> **Records for the task**:
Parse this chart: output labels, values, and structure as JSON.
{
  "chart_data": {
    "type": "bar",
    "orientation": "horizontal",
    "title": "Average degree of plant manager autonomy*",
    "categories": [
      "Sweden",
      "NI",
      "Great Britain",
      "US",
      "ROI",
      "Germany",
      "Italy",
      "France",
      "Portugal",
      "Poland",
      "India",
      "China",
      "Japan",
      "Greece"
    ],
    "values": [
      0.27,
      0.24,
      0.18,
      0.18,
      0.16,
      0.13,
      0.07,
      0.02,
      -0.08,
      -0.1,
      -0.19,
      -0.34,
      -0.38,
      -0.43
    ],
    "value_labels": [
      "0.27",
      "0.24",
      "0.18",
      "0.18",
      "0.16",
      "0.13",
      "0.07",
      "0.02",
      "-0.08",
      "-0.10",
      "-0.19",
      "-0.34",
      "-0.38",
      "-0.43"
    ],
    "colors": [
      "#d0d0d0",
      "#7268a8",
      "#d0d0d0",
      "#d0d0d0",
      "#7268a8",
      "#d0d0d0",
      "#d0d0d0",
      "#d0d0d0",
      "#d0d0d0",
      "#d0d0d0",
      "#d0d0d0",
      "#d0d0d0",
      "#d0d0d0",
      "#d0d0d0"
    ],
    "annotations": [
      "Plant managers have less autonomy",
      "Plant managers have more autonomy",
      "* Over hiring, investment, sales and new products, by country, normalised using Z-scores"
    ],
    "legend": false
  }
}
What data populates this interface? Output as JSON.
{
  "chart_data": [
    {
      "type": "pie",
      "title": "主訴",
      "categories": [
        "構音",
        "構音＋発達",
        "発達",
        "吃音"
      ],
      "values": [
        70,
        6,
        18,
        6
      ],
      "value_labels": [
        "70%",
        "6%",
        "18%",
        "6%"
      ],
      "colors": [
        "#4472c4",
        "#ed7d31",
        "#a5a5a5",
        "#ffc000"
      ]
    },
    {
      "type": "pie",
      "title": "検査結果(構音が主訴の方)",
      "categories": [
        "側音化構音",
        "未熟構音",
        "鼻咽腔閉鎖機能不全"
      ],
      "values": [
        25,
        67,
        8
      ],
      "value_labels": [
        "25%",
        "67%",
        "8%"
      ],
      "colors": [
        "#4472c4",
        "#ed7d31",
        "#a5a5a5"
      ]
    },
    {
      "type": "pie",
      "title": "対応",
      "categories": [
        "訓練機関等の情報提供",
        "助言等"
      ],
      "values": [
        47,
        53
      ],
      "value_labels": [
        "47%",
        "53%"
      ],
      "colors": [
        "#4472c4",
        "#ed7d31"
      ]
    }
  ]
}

> **Aim of the task**: Make an exact copy of the records.

> **Written response**:
Parse this chart: output labels, values, and structure as JSON.
{
  "chart_data": {
    "type": "bar",
    "orientation": "horizontal",
    "title": "Average degree of plant manager autonomy*",
    "categories": [
      "Sweden",
      "NI",
      "Great Britain",
      "US",
      "ROI",
      "Germany",
      "Italy",
      "France",
      "Portugal",
      "Poland",
      "India",
      "China",
      "Japan",
      "Greece"
    ],
    "values": [
      0.27,
      0.24,
      0.18,
      0.18,
      0.16,
      0.13,
      0.07,
      0.02,
      -0.08,
      -0.1,
      -0.19,
      -0.34,
      -0.38,
      -0.43
    ],
    "value_labels": [
      "0.27",
      "0.24",
      "0.18",
      "0.18",
      "0.16",
      "0.13",
      "0.07",
      "0.02",
      "-0.08",
      "-0.10",
      "-0.19",
      "-0.34",
      "-0.38",
      "-0.43"
    ],
    "colors": [
      "#d0d0d0",
      "#7268a8",
      "#d0d0d0",
      "#d0d0d0",
      "#7268a8",
      "#d0d0d0",
      "#d0d0d0",
      "#d0d0d0",
      "#d0d0d0",
      "#d0d0d0",
      "#d0d0d0",
      "#d0d0d0",
      "#d0d0d0",
      "#d0d0d0"
    ],
    "annotations": [
      "Plant managers have less autonomy",
      "Plant managers have more autonomy",
      "* Over hiring, investment, sales and new products, by country, normalised using Z-scores"
    ],
    "legend": false
  }
}
What data populates this interface? Output as JSON.
{
  "chart_data": [
    {
      "type": "pie",
      "title": "主訴",
      "categories": [
        "構音",
        "構音＋発達",
        "発達",
        "吃音"
      ],
      "values": [
        70,
        6,
        18,
        6
      ],
      "value_labels": [
        "70%",
        "6%",
        "18%",
        "6%"
      ],
      "colors": [
        "#4472c4",
        "#ed7d31",
        "#a5a5a5",
        "#ffc000"
      ]
    },
    {
      "type": "pie",
      "title": "検査結果(構音が主訴の方)",
      "categories": [
        "側音化構音",
        "未熟構音",
        "鼻咽腔閉鎖機能不全"
      ],
      "values": [
        25,
        67,
        8
      ],
      "value_labels": [
        "25%",
        "67%",
        "8%"
      ],
      "colors": [
        "#4472c4",
        "#ed7d31",
        "#a5a5a5"
      ]
    },
    {
      "type": "pie",
      "title": "対応",
      "categories": [
        "訓練機関等の情報提供",
        "助言等"
      ],
      "values": [
        47,
        53
      ],
      "value_labels": [
        "47%",
        "53%"
      ],
      "colors": [
        "#4472c4",
        "#ed7d31"
      ]
    }
  ]
}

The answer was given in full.